[Stored dataset items]
━━━━━━━━━━

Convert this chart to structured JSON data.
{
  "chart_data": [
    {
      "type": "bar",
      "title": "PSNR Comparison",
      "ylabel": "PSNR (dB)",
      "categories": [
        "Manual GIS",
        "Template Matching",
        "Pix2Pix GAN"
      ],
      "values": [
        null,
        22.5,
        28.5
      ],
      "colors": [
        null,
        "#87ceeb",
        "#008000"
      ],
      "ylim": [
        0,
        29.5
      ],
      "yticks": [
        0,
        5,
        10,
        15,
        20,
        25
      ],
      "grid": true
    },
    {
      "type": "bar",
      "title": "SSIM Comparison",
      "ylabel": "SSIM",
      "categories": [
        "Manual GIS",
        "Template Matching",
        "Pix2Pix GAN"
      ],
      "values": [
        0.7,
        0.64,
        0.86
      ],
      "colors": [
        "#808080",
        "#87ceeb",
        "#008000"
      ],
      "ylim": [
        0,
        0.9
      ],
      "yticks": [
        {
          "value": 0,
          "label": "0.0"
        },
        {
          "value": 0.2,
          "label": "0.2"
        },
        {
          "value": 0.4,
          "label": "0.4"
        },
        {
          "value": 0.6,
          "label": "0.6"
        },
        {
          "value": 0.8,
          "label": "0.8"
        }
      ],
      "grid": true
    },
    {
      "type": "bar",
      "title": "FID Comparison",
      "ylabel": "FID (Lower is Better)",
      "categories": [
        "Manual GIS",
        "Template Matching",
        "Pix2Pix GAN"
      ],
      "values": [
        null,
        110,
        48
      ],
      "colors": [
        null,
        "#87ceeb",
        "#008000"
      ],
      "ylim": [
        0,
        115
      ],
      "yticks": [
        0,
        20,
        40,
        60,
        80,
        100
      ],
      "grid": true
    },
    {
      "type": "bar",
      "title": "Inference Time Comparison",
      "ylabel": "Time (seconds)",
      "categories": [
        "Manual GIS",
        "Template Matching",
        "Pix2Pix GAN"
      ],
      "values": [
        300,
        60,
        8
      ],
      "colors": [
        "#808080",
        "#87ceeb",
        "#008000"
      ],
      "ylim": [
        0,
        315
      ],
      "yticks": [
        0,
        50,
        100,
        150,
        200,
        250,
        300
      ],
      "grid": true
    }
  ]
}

━━━━━━━━━━

- [Task directions]:
Make an exact copy of all the data.

- [The answer]:
Convert this chart to structured JSON data.
{
  "chart_data": [
    {
      "type": "bar",
      "title": "PSNR Comparison",
      "ylabel": "PSNR (dB)",
      "categories": [
        "Manual GIS",
        "Template Matching",
        "Pix2Pix GAN"
      ],
      "values": [
        null,
        22.5,
        28.5
      ],
      "colors": [
        null,
        "#87ceeb",
        "#008000"
      ],
      "ylim": [
        0,
        29.5
      ],
      "yticks": [
        0,
        5,
        10,
        15,
        20,
        25
      ],
      "grid": true
    },
    {
      "type": "bar",
      "title": "SSIM Comparison",
      "ylabel": "SSIM",
      "categories": [
        "Manual GIS",
        "Template Matching",
        "Pix2Pix GAN"
      ],
      "values": [
        0.7,
        0.64,
        0.86
      ],
      "colors": [
        "#808080",
        "#87ceeb",
        "#008000"
      ],
      "ylim": [
        0,
        0.9
      ],
      "yticks": [
        {
          "value": 0,
          "label": "0.0"
        },
        {
          "value": 0.2,
          "label": "0.2"
        },
        {
          "value": 0.4,
          "label": "0.4"
        },
        {
          "value": 0.6,
          "label": "0.6"
        },
        {
          "value": 0.8,
          "label": "0.8"
        }
      ],
      "grid": true
    },
    {
      "type": "bar",
      "title": "FID Comparison",
      "ylabel": "FID (Lower is Better)",
      "categories": [
        "Manual GIS",
        "Template Matching",
        "Pix2Pix GAN"
      ],
      "values": [
        null,
        110,
        48
      ],
      "colors": [
        null,
        "#87ceeb",
        "#008000"
      ],
      "ylim": [
        0,
        115
      ],
      "yticks": [
        0,
        20,
        40,
        60,
        80,
        100
      ],
      "grid": true
    },
    {
      "type": "bar",
      "title": "Inference Time Comparison",
      "ylabel": "Time (seconds)",
      "categories": [
        "Manual GIS",
        "Template Matching",
        "Pix2Pix GAN"
      ],
      "values": [
        300,
        60,
        8
      ],
      "colors": [
        "#808080",
        "#87ceeb",
        "#008000"
      ],
      "ylim": [
        0,
        315
      ],
      "yticks": [
        0,
        50,
        100,
        150,
        200,
        250,
        300
      ],
      "grid": true
    }
  ]
}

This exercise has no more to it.